start

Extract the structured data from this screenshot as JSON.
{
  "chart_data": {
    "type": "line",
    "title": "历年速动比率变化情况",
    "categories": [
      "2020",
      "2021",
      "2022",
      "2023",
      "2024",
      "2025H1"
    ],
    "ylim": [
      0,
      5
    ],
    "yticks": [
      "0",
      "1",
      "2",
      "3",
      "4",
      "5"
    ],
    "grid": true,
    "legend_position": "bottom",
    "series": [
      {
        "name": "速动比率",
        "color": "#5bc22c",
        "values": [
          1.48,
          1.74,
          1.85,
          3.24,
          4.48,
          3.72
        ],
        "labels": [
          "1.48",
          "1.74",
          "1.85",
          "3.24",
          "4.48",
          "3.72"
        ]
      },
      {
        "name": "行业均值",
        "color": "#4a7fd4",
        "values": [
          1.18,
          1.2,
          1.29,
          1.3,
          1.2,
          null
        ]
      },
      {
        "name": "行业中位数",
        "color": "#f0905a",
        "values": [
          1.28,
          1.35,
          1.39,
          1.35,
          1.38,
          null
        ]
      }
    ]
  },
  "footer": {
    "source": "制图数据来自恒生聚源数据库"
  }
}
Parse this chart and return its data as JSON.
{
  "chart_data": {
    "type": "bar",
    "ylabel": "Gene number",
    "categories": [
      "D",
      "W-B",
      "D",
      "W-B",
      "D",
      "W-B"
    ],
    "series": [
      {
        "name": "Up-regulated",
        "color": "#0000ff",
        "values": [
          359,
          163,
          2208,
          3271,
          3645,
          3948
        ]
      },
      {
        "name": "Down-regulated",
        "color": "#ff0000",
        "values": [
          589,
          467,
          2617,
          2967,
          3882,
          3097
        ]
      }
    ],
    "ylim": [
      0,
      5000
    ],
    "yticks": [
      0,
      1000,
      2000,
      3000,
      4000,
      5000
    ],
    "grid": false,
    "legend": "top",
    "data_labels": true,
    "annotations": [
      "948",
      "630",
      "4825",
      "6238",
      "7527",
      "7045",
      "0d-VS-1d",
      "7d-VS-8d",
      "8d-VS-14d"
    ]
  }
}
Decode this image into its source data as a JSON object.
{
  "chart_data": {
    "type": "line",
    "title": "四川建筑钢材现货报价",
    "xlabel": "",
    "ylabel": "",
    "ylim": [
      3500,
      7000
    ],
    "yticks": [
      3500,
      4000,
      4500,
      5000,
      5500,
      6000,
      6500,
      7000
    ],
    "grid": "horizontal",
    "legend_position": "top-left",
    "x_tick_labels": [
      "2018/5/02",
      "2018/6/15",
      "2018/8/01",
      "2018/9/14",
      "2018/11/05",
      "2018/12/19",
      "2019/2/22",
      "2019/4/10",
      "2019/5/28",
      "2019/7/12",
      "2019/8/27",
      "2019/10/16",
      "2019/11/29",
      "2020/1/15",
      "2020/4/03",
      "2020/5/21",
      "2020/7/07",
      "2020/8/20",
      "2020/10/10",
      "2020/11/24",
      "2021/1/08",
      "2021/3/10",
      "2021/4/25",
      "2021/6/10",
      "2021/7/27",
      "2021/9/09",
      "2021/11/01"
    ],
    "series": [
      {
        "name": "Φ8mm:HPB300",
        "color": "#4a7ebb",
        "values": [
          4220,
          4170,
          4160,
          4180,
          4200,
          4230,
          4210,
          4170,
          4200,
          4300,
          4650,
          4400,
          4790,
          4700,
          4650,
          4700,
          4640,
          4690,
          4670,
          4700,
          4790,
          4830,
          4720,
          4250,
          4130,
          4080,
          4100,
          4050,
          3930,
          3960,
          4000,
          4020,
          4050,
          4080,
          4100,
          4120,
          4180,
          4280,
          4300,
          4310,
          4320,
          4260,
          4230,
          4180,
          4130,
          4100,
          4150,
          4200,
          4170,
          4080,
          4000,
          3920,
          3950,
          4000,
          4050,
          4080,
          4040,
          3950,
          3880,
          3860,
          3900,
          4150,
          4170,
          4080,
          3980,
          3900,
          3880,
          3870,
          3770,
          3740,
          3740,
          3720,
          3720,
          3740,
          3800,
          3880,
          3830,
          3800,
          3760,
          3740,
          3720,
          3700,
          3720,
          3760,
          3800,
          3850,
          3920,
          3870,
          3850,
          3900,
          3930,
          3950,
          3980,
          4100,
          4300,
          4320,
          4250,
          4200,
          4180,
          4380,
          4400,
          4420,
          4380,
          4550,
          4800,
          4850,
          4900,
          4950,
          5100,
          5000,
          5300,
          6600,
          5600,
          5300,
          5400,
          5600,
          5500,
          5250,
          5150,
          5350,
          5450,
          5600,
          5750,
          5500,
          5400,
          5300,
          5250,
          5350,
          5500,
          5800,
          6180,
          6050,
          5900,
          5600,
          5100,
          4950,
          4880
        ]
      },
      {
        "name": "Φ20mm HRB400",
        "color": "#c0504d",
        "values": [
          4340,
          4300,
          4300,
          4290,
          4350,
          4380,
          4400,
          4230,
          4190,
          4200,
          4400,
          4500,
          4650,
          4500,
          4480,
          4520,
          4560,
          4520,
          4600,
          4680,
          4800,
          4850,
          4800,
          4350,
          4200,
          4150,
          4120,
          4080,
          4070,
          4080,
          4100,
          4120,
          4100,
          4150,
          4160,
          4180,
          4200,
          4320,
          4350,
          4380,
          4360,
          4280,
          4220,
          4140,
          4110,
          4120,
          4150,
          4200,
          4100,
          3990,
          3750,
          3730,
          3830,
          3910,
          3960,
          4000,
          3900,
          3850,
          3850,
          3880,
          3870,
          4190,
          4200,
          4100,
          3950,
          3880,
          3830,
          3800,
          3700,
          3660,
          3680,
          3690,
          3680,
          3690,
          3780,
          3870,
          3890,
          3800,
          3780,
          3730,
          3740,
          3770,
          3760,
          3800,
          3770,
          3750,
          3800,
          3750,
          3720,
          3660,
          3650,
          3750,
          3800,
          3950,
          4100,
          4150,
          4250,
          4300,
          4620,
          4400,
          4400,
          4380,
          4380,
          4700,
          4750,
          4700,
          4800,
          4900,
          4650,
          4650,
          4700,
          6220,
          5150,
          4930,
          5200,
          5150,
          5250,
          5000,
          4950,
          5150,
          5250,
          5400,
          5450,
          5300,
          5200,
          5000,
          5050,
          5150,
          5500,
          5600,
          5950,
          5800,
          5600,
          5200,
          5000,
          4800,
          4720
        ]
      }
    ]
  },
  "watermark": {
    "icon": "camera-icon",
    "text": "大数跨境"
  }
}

end

> _THE PROBLEM_
Restate every line of the data word for word.

> _SOLUTION TO THIS TASK_
Extract the structured data from this screenshot as JSON.
{
  "chart_data": {
    "type": "line",
    "title": "历年速动比率变化情况",
    "categories": [
      "2020",
      "2021",
      "2022",
      "2023",
      "2024",
      "2025H1"
    ],
    "ylim": [
      0,
      5
    ],
    "yticks": [
      "0",
      "1",
      "2",
      "3",
      "4",
      "5"
    ],
    "grid": true,
    "legend_position": "bottom",
    "series": [
      {
        "name": "速动比率",
        "color": "#5bc22c",
        "values": [
          1.48,
          1.74,
          1.85,
          3.24,
          4.48,
          3.72
        ],
        "labels": [
          "1.48",
          "1.74",
          "1.85",
          "3.24",
          "4.48",
          "3.72"
        ]
      },
      {
        "name": "行业均值",
        "color": "#4a7fd4",
        "values": [
          1.18,
          1.2,
          1.29,
          1.3,
          1.2,
          null
        ]
      },
      {
        "name": "行业中位数",
        "color": "#f0905a",
        "values": [
          1.28,
          1.35,
          1.39,
          1.35,
          1.38,
          null
        ]
      }
    ]
  },
  "footer": {
    "source": "制图数据来自恒生聚源数据库"
  }
}
Parse this chart and return its data as JSON.
{
  "chart_data": {
    "type": "bar",
    "ylabel": "Gene number",
    "categories": [
      "D",
      "W-B",
      "D",
      "W-B",
      "D",
      "W-B"
    ],
    "series": [
      {
        "name": "Up-regulated",
        "color": "#0000ff",
        "values": [
          359,
          163,
          2208,
          3271,
          3645,
          3948
        ]
      },
      {
        "name": "Down-regulated",
        "color": "#ff0000",
        "values": [
          589,
          467,
          2617,
          2967,
          3882,
          3097
        ]
      }
    ],
    "ylim": [
      0,
      5000
    ],
    "yticks": [
      0,
      1000,
      2000,
      3000,
      4000,
      5000
    ],
    "grid": false,
    "legend": "top",
    "data_labels": true,
    "annotations": [
      "948",
      "630",
      "4825",
      "6238",
      "7527",
      "7045",
      "0d-VS-1d",
      "7d-VS-8d",
      "8d-VS-14d"
    ]
  }
}
Decode this image into its source data as a JSON object.
{
  "chart_data": {
    "type": "line",
    "title": "四川建筑钢材现货报价",
    "xlabel": "",
    "ylabel": "",
    "ylim": [
      3500,
      7000
    ],
    "yticks": [
      3500,
      4000,
      4500,
      5000,
      5500,
      6000,
      6500,
      7000
    ],
    "grid": "horizontal",
    "legend_position": "top-left",
    "x_tick_labels": [
      "2018/5/02",
      "2018/6/15",
      "2018/8/01",
      "2018/9/14",
      "2018/11/05",
      "2018/12/19",
      "2019/2/22",
      "2019/4/10",
      "2019/5/28",
      "2019/7/12",
      "2019/8/27",
      "2019/10/16",
      "2019/11/29",
      "2020/1/15",
      "2020/4/03",
      "2020/5/21",
      "2020/7/07",
      "2020/8/20",
      "2020/10/10",
      "2020/11/24",
      "2021/1/08",
      "2021/3/10",
      "2021/4/25",
      "2021/6/10",
      "2021/7/27",
      "2021/9/09",
      "2021/11/01"
    ],
    "series": [
      {
        "name": "Φ8mm:HPB300",
        "color": "#4a7ebb",
        "values": [
          4220,
          4170,
          4160,
          4180,
          4200,
          4230,
          4210,
          4170,
          4200,
          4300,
          4650,
          4400,
          4790,
          4700,
          4650,
          4700,
          4640,
          4690,
          4670,
          4700,
          4790,
          4830,
          4720,
          4250,
          4130,
          4080,
          4100,
          4050,
          3930,
          3960,
          4000,
          4020,
          4050,
          4080,
          4100,
          4120,
          4180,
          4280,
          4300,
          4310,
          4320,
          4260,
          4230,
          4180,
          4130,
          4100,
          4150,
          4200,
          4170,
          4080,
          4000,
          3920,
          3950,
          4000,
          4050,
          4080,
          4040,
          3950,
          3880,
          3860,
          3900,
          4150,
          4170,
          4080,
          3980,
          3900,
          3880,
          3870,
          3770,
          3740,
          3740,
          3720,
          3720,
          3740,
          3800,
          3880,
          3830,
          3800,
          3760,
          3740,
          3720,
          3700,
          3720,
          3760,
          3800,
          3850,
          3920,
          3870,
          3850,
          3900,
          3930,
          3950,
          3980,
          4100,
          4300,
          4320,
          4250,
          4200,
          4180,
          4380,
          4400,
          4420,
          4380,
          4550,
          4800,
          4850,
          4900,
          4950,
          5100,
          5000,
          5300,
          6600,
          5600,
          5300,
          5400,
          5600,
          5500,
          5250,
          5150,
          5350,
          5450,
          5600,
          5750,
          5500,
          5400,
          5300,
          5250,
          5350,
          5500,
          5800,
          6180,
          6050,
          5900,
          5600,
          5100,
          4950,
          4880
        ]
      },
      {
        "name": "Φ20mm HRB400",
        "color": "#c0504d",
        "values": [
          4340,
          4300,
          4300,
          4290,
          4350,
          4380,
          4400,
          4230,
          4190,
          4200,
          4400,
          4500,
          4650,
          4500,
          4480,
          4520,
          4560,
          4520,
          4600,
          4680,
          4800,
          4850,
          4800,
          4350,
          4200,
          4150,
          4120,
          4080,
          4070,
          4080,
          4100,
          4120,
          4100,
          4150,
          4160,
          4180,
          4200,
          4320,
          4350,
          4380,
          4360,
          4280,
          4220,
          4140,
          4110,
          4120,
          4150,
          4200,
          4100,
          3990,
          3750,
          3730,
          3830,
          3910,
          3960,
          4000,
          3900,
          3850,
          3850,
          3880,
          3870,
          4190,
          4200,
          4100,
          3950,
          3880,
          3830,
          3800,
          3700,
          3660,
          3680,
          3690,
          3680,
          3690,
          3780,
          3870,
          3890,
          3800,
          3780,
          3730,
          3740,
          3770,
          3760,
          3800,
          3770,
          3750,
          3800,
          3750,
          3720,
          3660,
          3650,
          3750,
          3800,
          3950,
          4100,
          4150,
          4250,
          4300,
          4620,
          4400,
          4400,
          4380,
          4380,
          4700,
          4750,
          4700,
          4800,
          4900,
          4650,
          4650,
          4700,
          6220,
          5150,
          4930,
          5200,
          5150,
          5250,
          5000,
          4950,
          5150,
          5250,
          5400,
          5450,
          5300,
          5200,
          5000,
          5050,
          5150,
          5500,
          5600,
          5950,
          5800,
          5600,
          5200,
          5000,
          4800,
          4720
        ]
      }
    ]
  },
  "watermark": {
    "icon": "camera-icon",
    "text": "大数跨境"
  }
}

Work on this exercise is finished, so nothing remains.